• [Task to complete] All of the lines below are to be printed again exactly; images are excluded from the output.

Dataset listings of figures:

****************

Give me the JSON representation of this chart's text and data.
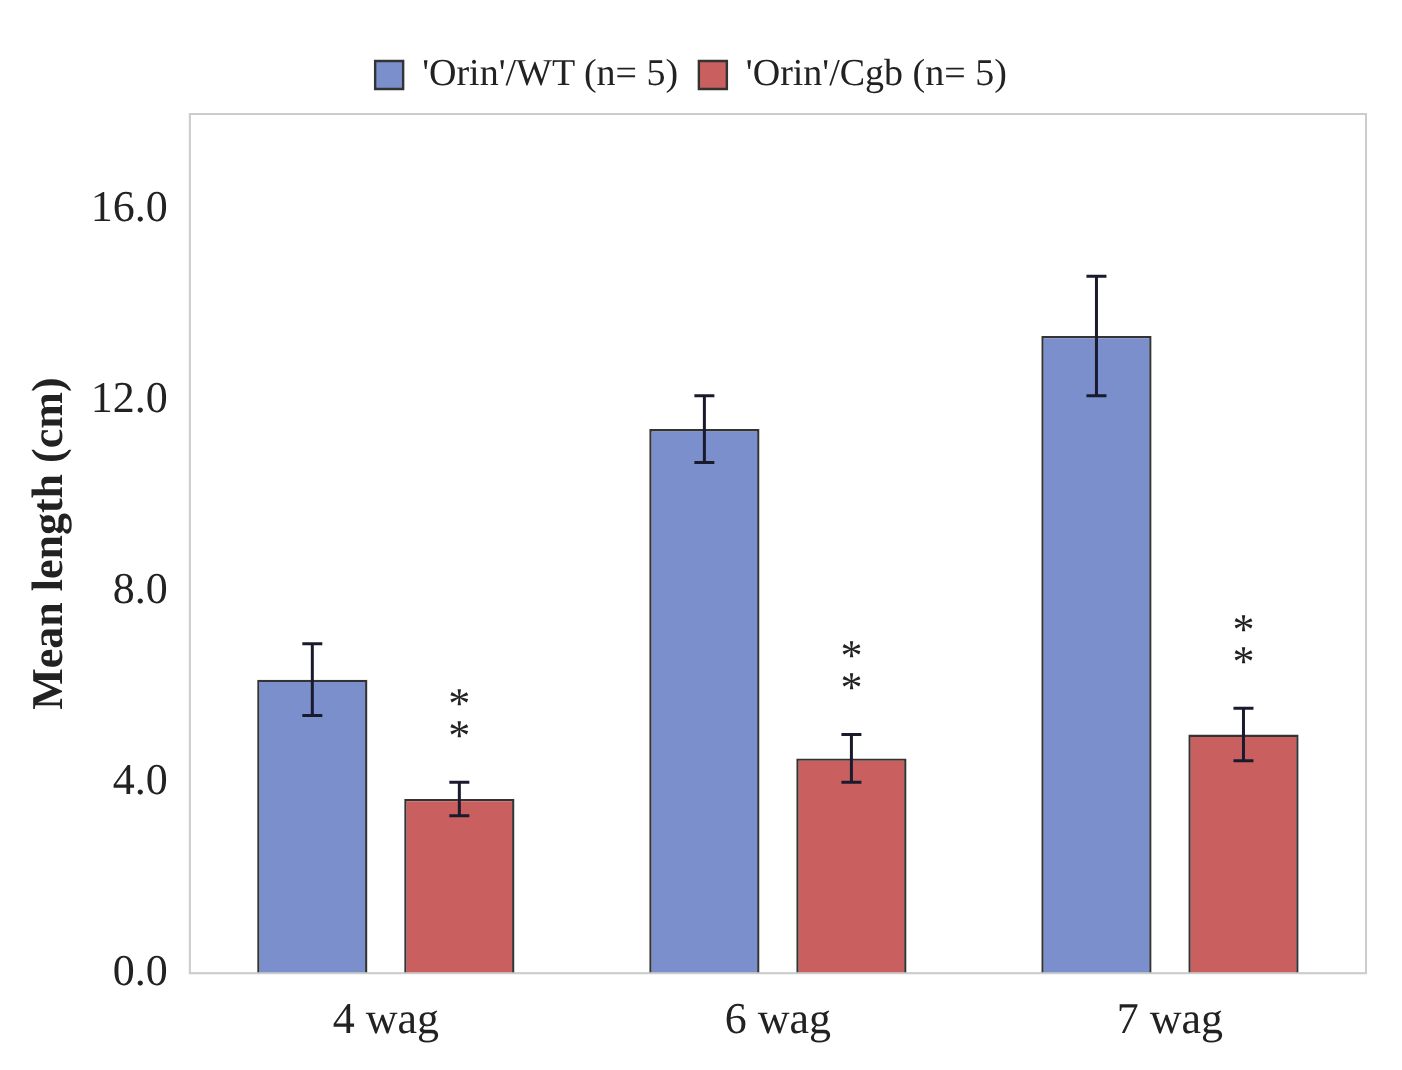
{
  "chart_data": {
    "type": "bar",
    "ylabel": "Mean length (cm)",
    "categories": [
      "4 wag",
      "6 wag",
      "7 wag"
    ],
    "series": [
      {
        "name": "'Orin'/WT (n= 5)",
        "color": "#7b8fcc",
        "values": [
          6.15,
          11.4,
          13.35
        ],
        "errors": [
          0.75,
          0.7,
          1.25
        ]
      },
      {
        "name": "'Orin'/Cgb (n= 5)",
        "color": "#c9605f",
        "values": [
          3.65,
          4.5,
          5.0
        ],
        "errors": [
          0.35,
          0.5,
          0.55
        ]
      }
    ],
    "ylim": [
      0,
      18
    ],
    "yticks": [
      {
        "value": 0,
        "label": "0.0"
      },
      {
        "value": 4,
        "label": "4.0"
      },
      {
        "value": 8,
        "label": "8.0"
      },
      {
        "value": 12,
        "label": "12.0"
      },
      {
        "value": 16,
        "label": "16.0"
      }
    ],
    "annotations": [
      "**",
      "**",
      "**"
    ],
    "grid": false,
    "legend": "top"
  }
}
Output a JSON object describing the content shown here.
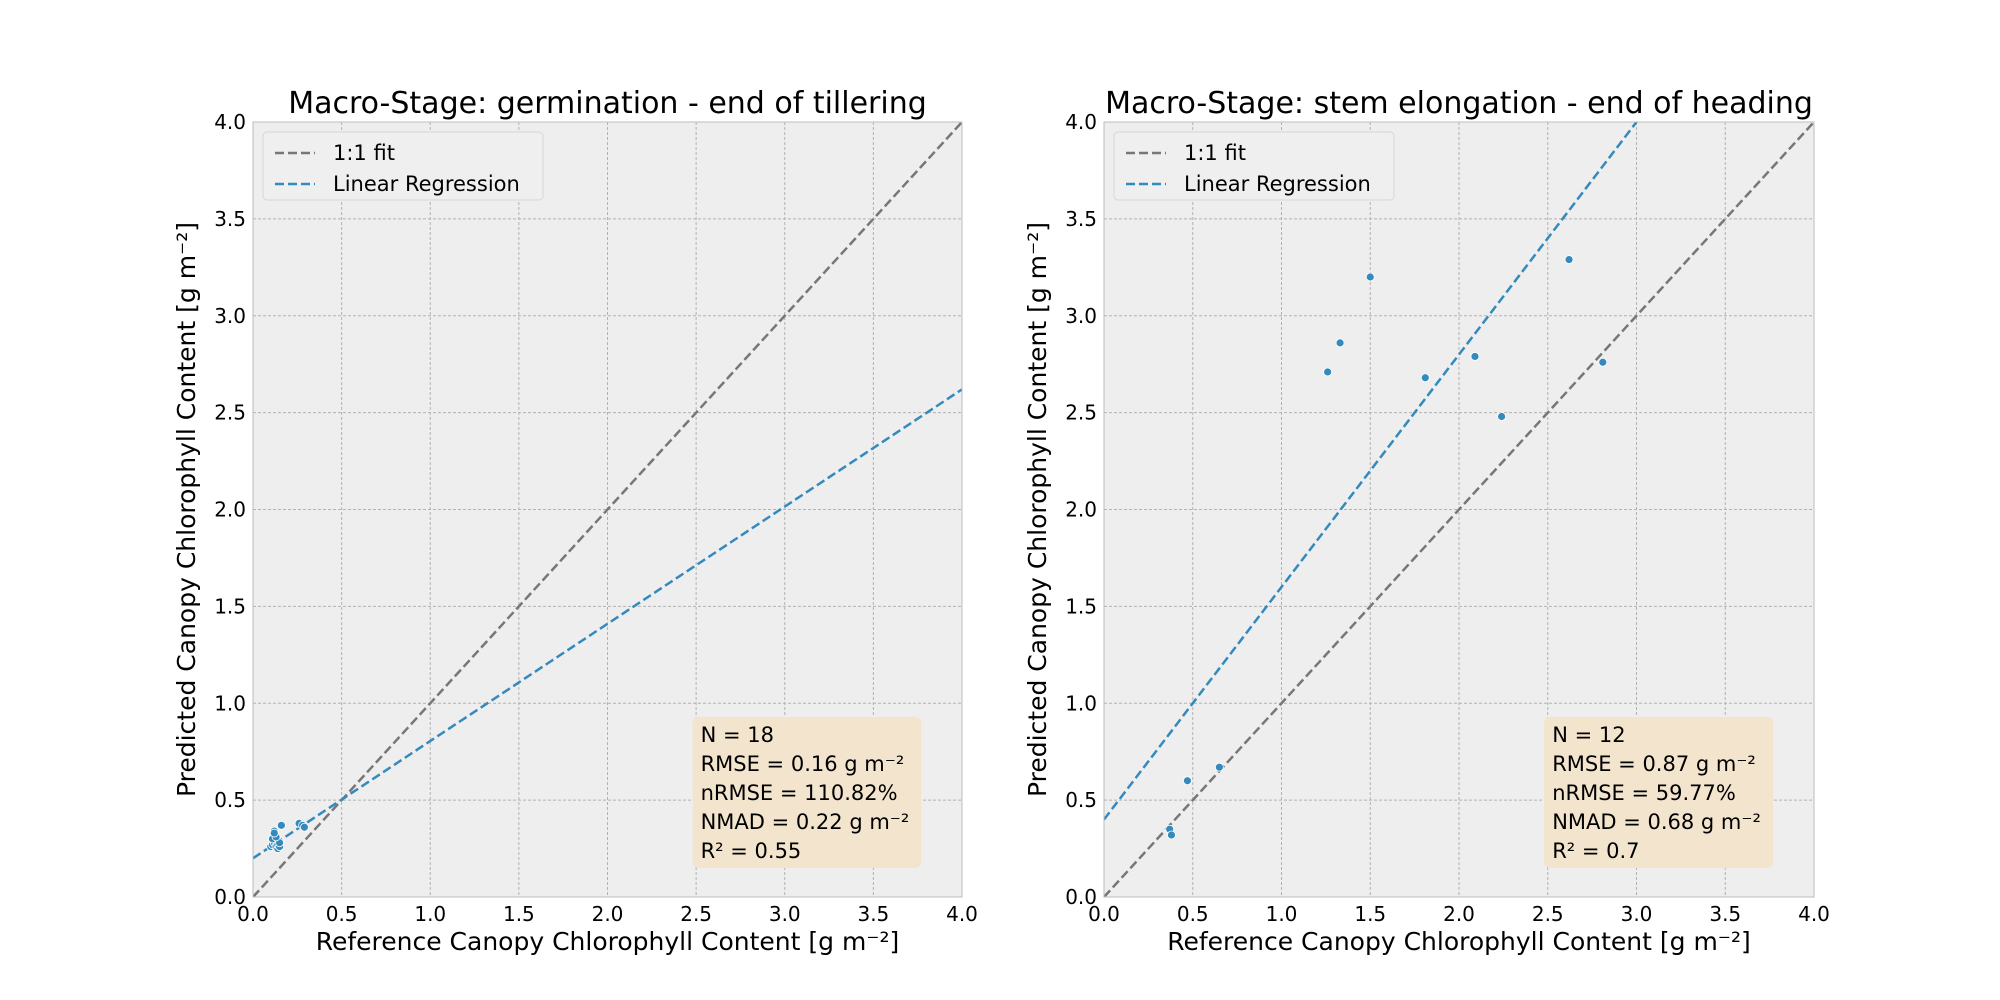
{
  "chart_data": [
    {
      "type": "scatter",
      "title": "Macro-Stage: germination - end of tillering",
      "xlabel": "Reference Canopy Chlorophyll Content [g m⁻²]",
      "ylabel": "Predicted Canopy Chlorophyll Content [g m⁻²]",
      "xlim": [
        0,
        4
      ],
      "ylim": [
        0,
        4
      ],
      "xticks": [
        "0.0",
        "0.5",
        "1.0",
        "1.5",
        "2.0",
        "2.5",
        "3.0",
        "3.5",
        "4.0"
      ],
      "yticks": [
        "0.0",
        "0.5",
        "1.0",
        "1.5",
        "2.0",
        "2.5",
        "3.0",
        "3.5",
        "4.0"
      ],
      "grid": true,
      "legend_position": "top-left",
      "legend": [
        "1:1 fit",
        "Linear Regression"
      ],
      "regression": {
        "intercept": 0.2,
        "slope": 0.605
      },
      "points": [
        {
          "x": 0.1,
          "y": 0.26
        },
        {
          "x": 0.11,
          "y": 0.27
        },
        {
          "x": 0.12,
          "y": 0.28
        },
        {
          "x": 0.12,
          "y": 0.32
        },
        {
          "x": 0.12,
          "y": 0.34
        },
        {
          "x": 0.13,
          "y": 0.26
        },
        {
          "x": 0.13,
          "y": 0.29
        },
        {
          "x": 0.14,
          "y": 0.25
        },
        {
          "x": 0.14,
          "y": 0.27
        },
        {
          "x": 0.15,
          "y": 0.26
        },
        {
          "x": 0.15,
          "y": 0.28
        },
        {
          "x": 0.11,
          "y": 0.3
        },
        {
          "x": 0.13,
          "y": 0.31
        },
        {
          "x": 0.16,
          "y": 0.37
        },
        {
          "x": 0.26,
          "y": 0.38
        },
        {
          "x": 0.28,
          "y": 0.37
        },
        {
          "x": 0.29,
          "y": 0.36
        },
        {
          "x": 0.12,
          "y": 0.33
        }
      ],
      "stats": {
        "n": "N = 18",
        "rmse": "RMSE = 0.16 g m⁻²",
        "nrmse": "nRMSE = 110.82%",
        "nmad": "NMAD = 0.22 g m⁻²",
        "r2": "R² = 0.55"
      }
    },
    {
      "type": "scatter",
      "title": "Macro-Stage: stem elongation - end of heading",
      "xlabel": "Reference Canopy Chlorophyll Content [g m⁻²]",
      "ylabel": "Predicted Canopy Chlorophyll Content [g m⁻²]",
      "xlim": [
        0,
        4
      ],
      "ylim": [
        0,
        4
      ],
      "xticks": [
        "0.0",
        "0.5",
        "1.0",
        "1.5",
        "2.0",
        "2.5",
        "3.0",
        "3.5",
        "4.0"
      ],
      "yticks": [
        "0.0",
        "0.5",
        "1.0",
        "1.5",
        "2.0",
        "2.5",
        "3.0",
        "3.5",
        "4.0"
      ],
      "grid": true,
      "legend_position": "top-left",
      "legend": [
        "1:1 fit",
        "Linear Regression"
      ],
      "regression": {
        "intercept": 0.4,
        "slope": 1.2
      },
      "points": [
        {
          "x": 0.37,
          "y": 0.35
        },
        {
          "x": 0.38,
          "y": 0.32
        },
        {
          "x": 0.47,
          "y": 0.6
        },
        {
          "x": 0.65,
          "y": 0.67
        },
        {
          "x": 1.26,
          "y": 2.71
        },
        {
          "x": 1.33,
          "y": 2.86
        },
        {
          "x": 1.5,
          "y": 3.2
        },
        {
          "x": 1.81,
          "y": 2.68
        },
        {
          "x": 2.09,
          "y": 2.79
        },
        {
          "x": 2.24,
          "y": 2.48
        },
        {
          "x": 2.62,
          "y": 3.29
        },
        {
          "x": 2.81,
          "y": 2.76
        }
      ],
      "stats": {
        "n": "N = 12",
        "rmse": "RMSE = 0.87 g m⁻²",
        "nrmse": "nRMSE = 59.77%",
        "nmad": "NMAD = 0.68 g m⁻²",
        "r2": "R² = 0.7"
      }
    }
  ],
  "colors": {
    "axes_bg": "#eeeeee",
    "grid": "#b2b2b2",
    "one_to_one": "#777777",
    "regression": "#348abd",
    "points": "#348abd",
    "stats_box": "#f2e4cd"
  }
}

****************

• [The result]
Give me the JSON representation of this chart's text and data.
{
  "chart_data": {
    "type": "bar",
    "ylabel": "Mean length (cm)",
    "categories": [
      "4 wag",
      "6 wag",
      "7 wag"
    ],
    "series": [
      {
        "name": "'Orin'/WT (n= 5)",
        "color": "#7b8fcc",
        "values": [
          6.15,
          11.4,
          13.35
        ],
        "errors": [
          0.75,
          0.7,
          1.25
        ]
      },
      {
        "name": "'Orin'/Cgb (n= 5)",
        "color": "#c9605f",
        "values": [
          3.65,
          4.5,
          5.0
        ],
        "errors": [
          0.35,
          0.5,
          0.55
        ]
      }
    ],
    "ylim": [
      0,
      18
    ],
    "yticks": [
      {
        "value": 0,
        "label": "0.0"
      },
      {
        "value": 4,
        "label": "4.0"
      },
      {
        "value": 8,
        "label": "8.0"
      },
      {
        "value": 12,
        "label": "12.0"
      },
      {
        "value": 16,
        "label": "16.0"
      }
    ],
    "annotations": [
      "**",
      "**",
      "**"
    ],
    "grid": false,
    "legend": "top"
  }
}
Output a JSON object describing the content shown here.
{
  "chart_data": [
    {
      "type": "scatter",
      "title": "Macro-Stage: germination - end of tillering",
      "xlabel": "Reference Canopy Chlorophyll Content [g m⁻²]",
      "ylabel": "Predicted Canopy Chlorophyll Content [g m⁻²]",
      "xlim": [
        0,
        4
      ],
      "ylim": [
        0,
        4
      ],
      "xticks": [
        "0.0",
        "0.5",
        "1.0",
        "1.5",
        "2.0",
        "2.5",
        "3.0",
        "3.5",
        "4.0"
      ],
      "yticks": [
        "0.0",
        "0.5",
        "1.0",
        "1.5",
        "2.0",
        "2.5",
        "3.0",
        "3.5",
        "4.0"
      ],
      "grid": true,
      "legend_position": "top-left",
      "legend": [
        "1:1 fit",
        "Linear Regression"
      ],
      "regression": {
        "intercept": 0.2,
        "slope": 0.605
      },
      "points": [
        {
          "x": 0.1,
          "y": 0.26
        },
        {
          "x": 0.11,
          "y": 0.27
        },
        {
          "x": 0.12,
          "y": 0.28
        },
        {
          "x": 0.12,
          "y": 0.32
        },
        {
          "x": 0.12,
          "y": 0.34
        },
        {
          "x": 0.13,
          "y": 0.26
        },
        {
          "x": 0.13,
          "y": 0.29
        },
        {
          "x": 0.14,
          "y": 0.25
        },
        {
          "x": 0.14,
          "y": 0.27
        },
        {
          "x": 0.15,
          "y": 0.26
        },
        {
          "x": 0.15,
          "y": 0.28
        },
        {
          "x": 0.11,
          "y": 0.3
        },
        {
          "x": 0.13,
          "y": 0.31
        },
        {
          "x": 0.16,
          "y": 0.37
        },
        {
          "x": 0.26,
          "y": 0.38
        },
        {
          "x": 0.28,
          "y": 0.37
        },
        {
          "x": 0.29,
          "y": 0.36
        },
        {
          "x": 0.12,
          "y": 0.33
        }
      ],
      "stats": {
        "n": "N = 18",
        "rmse": "RMSE = 0.16 g m⁻²",
        "nrmse": "nRMSE = 110.82%",
        "nmad": "NMAD = 0.22 g m⁻²",
        "r2": "R² = 0.55"
      }
    },
    {
      "type": "scatter",
      "title": "Macro-Stage: stem elongation - end of heading",
      "xlabel": "Reference Canopy Chlorophyll Content [g m⁻²]",
      "ylabel": "Predicted Canopy Chlorophyll Content [g m⁻²]",
      "xlim": [
        0,
        4
      ],
      "ylim": [
        0,
        4
      ],
      "xticks": [
        "0.0",
        "0.5",
        "1.0",
        "1.5",
        "2.0",
        "2.5",
        "3.0",
        "3.5",
        "4.0"
      ],
      "yticks": [
        "0.0",
        "0.5",
        "1.0",
        "1.5",
        "2.0",
        "2.5",
        "3.0",
        "3.5",
        "4.0"
      ],
      "grid": true,
      "legend_position": "top-left",
      "legend": [
        "1:1 fit",
        "Linear Regression"
      ],
      "regression": {
        "intercept": 0.4,
        "slope": 1.2
      },
      "points": [
        {
          "x": 0.37,
          "y": 0.35
        },
        {
          "x": 0.38,
          "y": 0.32
        },
        {
          "x": 0.47,
          "y": 0.6
        },
        {
          "x": 0.65,
          "y": 0.67
        },
        {
          "x": 1.26,
          "y": 2.71
        },
        {
          "x": 1.33,
          "y": 2.86
        },
        {
          "x": 1.5,
          "y": 3.2
        },
        {
          "x": 1.81,
          "y": 2.68
        },
        {
          "x": 2.09,
          "y": 2.79
        },
        {
          "x": 2.24,
          "y": 2.48
        },
        {
          "x": 2.62,
          "y": 3.29
        },
        {
          "x": 2.81,
          "y": 2.76
        }
      ],
      "stats": {
        "n": "N = 12",
        "rmse": "RMSE = 0.87 g m⁻²",
        "nrmse": "nRMSE = 59.77%",
        "nmad": "NMAD = 0.68 g m⁻²",
        "r2": "R² = 0.7"
      }
    }
  ],
  "colors": {
    "axes_bg": "#eeeeee",
    "grid": "#b2b2b2",
    "one_to_one": "#777777",
    "regression": "#348abd",
    "points": "#348abd",
    "stats_box": "#f2e4cd"
  }
}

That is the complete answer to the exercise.